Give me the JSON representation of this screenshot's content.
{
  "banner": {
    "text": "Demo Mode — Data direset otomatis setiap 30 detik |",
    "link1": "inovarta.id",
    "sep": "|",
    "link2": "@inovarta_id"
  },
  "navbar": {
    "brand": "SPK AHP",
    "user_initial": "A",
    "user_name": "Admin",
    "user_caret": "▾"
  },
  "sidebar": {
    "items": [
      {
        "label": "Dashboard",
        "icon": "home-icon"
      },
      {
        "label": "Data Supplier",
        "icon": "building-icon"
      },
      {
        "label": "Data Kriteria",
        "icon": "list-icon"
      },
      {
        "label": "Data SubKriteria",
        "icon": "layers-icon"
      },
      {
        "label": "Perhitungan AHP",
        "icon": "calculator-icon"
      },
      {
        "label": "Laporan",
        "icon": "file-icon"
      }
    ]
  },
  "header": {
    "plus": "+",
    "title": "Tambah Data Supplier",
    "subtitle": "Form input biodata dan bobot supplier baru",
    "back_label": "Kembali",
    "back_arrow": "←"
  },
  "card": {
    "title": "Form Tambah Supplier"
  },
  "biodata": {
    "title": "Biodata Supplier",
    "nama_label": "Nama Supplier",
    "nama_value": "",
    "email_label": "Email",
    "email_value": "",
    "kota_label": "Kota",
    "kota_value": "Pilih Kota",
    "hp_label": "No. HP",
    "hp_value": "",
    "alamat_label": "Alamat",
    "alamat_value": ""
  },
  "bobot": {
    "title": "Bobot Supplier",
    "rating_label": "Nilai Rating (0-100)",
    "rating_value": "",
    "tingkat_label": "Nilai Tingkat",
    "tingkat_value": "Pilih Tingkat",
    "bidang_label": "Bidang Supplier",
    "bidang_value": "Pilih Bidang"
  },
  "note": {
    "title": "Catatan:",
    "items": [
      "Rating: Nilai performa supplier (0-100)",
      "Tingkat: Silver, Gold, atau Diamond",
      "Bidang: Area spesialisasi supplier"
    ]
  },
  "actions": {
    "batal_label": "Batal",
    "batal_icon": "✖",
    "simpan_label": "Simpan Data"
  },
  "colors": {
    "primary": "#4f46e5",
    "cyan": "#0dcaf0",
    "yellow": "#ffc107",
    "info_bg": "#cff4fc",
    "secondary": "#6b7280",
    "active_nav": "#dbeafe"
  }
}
◇ ◇ ◇
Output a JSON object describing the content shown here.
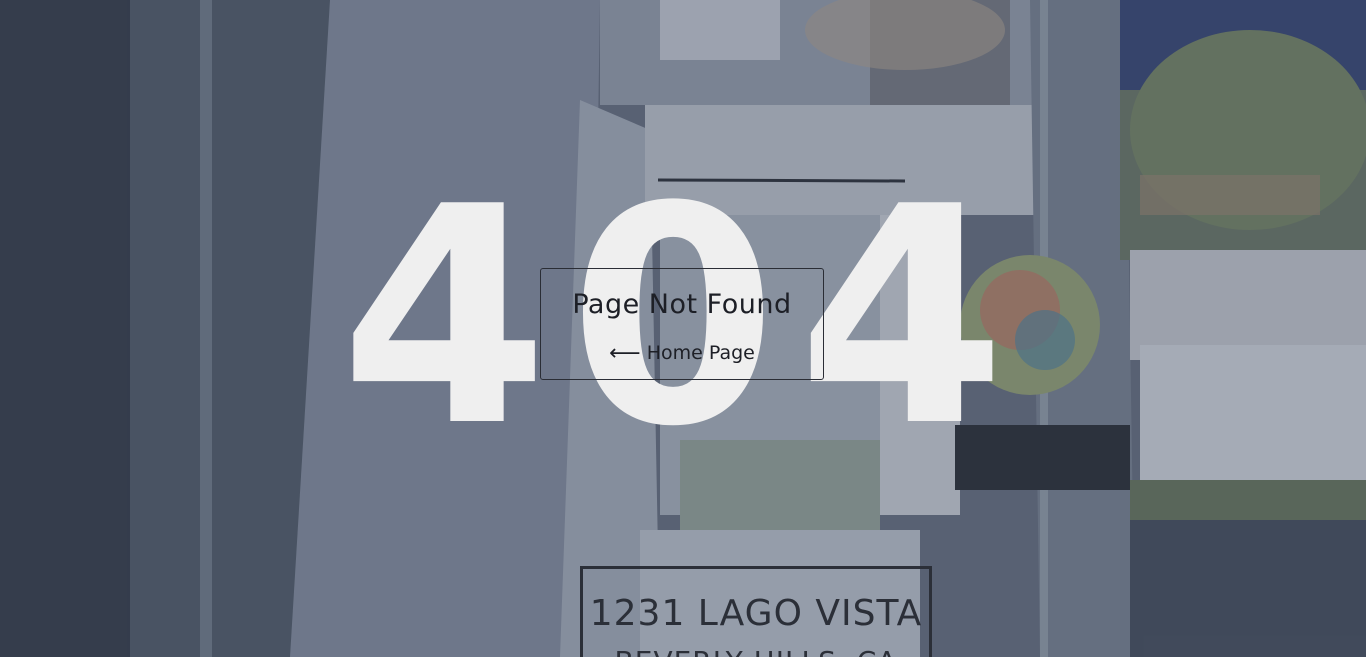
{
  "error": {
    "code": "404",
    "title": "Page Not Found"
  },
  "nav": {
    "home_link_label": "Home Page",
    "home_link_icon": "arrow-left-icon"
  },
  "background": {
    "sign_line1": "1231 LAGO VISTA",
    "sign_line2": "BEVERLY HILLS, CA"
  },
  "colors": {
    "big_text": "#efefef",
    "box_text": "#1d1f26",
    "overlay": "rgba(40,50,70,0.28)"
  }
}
◇ ◇ ◇
AIM OF THE EXERCISE >> Say how many lines include the word "Bidang"; reply with the number alone.

REPLY TO THE EXERCISE >> 3